## Start Data for processing
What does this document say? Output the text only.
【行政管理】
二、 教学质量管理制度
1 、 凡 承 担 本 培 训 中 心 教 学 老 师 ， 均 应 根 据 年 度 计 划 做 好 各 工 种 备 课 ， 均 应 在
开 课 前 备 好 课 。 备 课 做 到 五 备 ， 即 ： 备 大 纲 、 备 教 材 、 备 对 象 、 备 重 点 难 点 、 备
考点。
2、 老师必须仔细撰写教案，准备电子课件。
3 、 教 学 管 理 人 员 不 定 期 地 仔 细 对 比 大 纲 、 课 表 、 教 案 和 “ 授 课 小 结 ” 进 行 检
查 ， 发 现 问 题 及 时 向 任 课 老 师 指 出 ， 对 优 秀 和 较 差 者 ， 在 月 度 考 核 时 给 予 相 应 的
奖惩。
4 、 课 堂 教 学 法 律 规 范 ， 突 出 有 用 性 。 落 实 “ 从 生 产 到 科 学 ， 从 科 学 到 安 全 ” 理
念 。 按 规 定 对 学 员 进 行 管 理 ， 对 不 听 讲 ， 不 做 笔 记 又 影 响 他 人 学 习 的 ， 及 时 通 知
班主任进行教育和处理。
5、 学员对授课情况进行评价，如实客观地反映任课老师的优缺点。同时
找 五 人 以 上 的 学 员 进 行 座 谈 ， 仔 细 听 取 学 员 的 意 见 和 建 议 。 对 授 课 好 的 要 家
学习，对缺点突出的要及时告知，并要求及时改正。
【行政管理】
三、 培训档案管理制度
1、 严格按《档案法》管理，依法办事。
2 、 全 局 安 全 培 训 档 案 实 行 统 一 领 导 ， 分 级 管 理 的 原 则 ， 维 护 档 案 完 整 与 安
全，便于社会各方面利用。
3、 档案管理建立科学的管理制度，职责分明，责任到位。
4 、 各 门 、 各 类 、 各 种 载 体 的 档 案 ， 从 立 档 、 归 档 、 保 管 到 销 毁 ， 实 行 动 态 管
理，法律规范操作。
## End Data for processing
__Task to carry out__: Repeat each record exactly, leaving nothing out.

__Answer to the task__:
What does this document say? Output the text only.
【行政管理】
二、 教学质量管理制度
1 、 凡 承 担 本 培 训 中 心 教 学 老 师 ， 均 应 根 据 年 度 计 划 做 好 各 工 种 备 课 ， 均 应 在
开 课 前 备 好 课 。 备 课 做 到 五 备 ， 即 ： 备 大 纲 、 备 教 材 、 备 对 象 、 备 重 点 难 点 、 备
考点。
2、 老师必须仔细撰写教案，准备电子课件。
3 、 教 学 管 理 人 员 不 定 期 地 仔 细 对 比 大 纲 、 课 表 、 教 案 和 “ 授 课 小 结 ” 进 行 检
查 ， 发 现 问 题 及 时 向 任 课 老 师 指 出 ， 对 优 秀 和 较 差 者 ， 在 月 度 考 核 时 给 予 相 应 的
奖惩。
4 、 课 堂 教 学 法 律 规 范 ， 突 出 有 用 性 。 落 实 “ 从 生 产 到 科 学 ， 从 科 学 到 安 全 ” 理
念 。 按 规 定 对 学 员 进 行 管 理 ， 对 不 听 讲 ， 不 做 笔 记 又 影 响 他 人 学 习 的 ， 及 时 通 知
班主任进行教育和处理。
5、 学员对授课情况进行评价，如实客观地反映任课老师的优缺点。同时
找 五 人 以 上 的 学 员 进 行 座 谈 ， 仔 细 听 取 学 员 的 意 见 和 建 议 。 对 授 课 好 的 要 家
学习，对缺点突出的要及时告知，并要求及时改正。
【行政管理】
三、 培训档案管理制度
1、 严格按《档案法》管理，依法办事。
2 、 全 局 安 全 培 训 档 案 实 行 统 一 领 导 ， 分 级 管 理 的 原 则 ， 维 护 档 案 完 整 与 安
全，便于社会各方面利用。
3、 档案管理建立科学的管理制度，职责分明，责任到位。
4 、 各 门 、 各 类 、 各 种 载 体 的 档 案 ， 从 立 档 、 归 档 、 保 管 到 销 毁 ， 实 行 动 态 管
理，法律规范操作。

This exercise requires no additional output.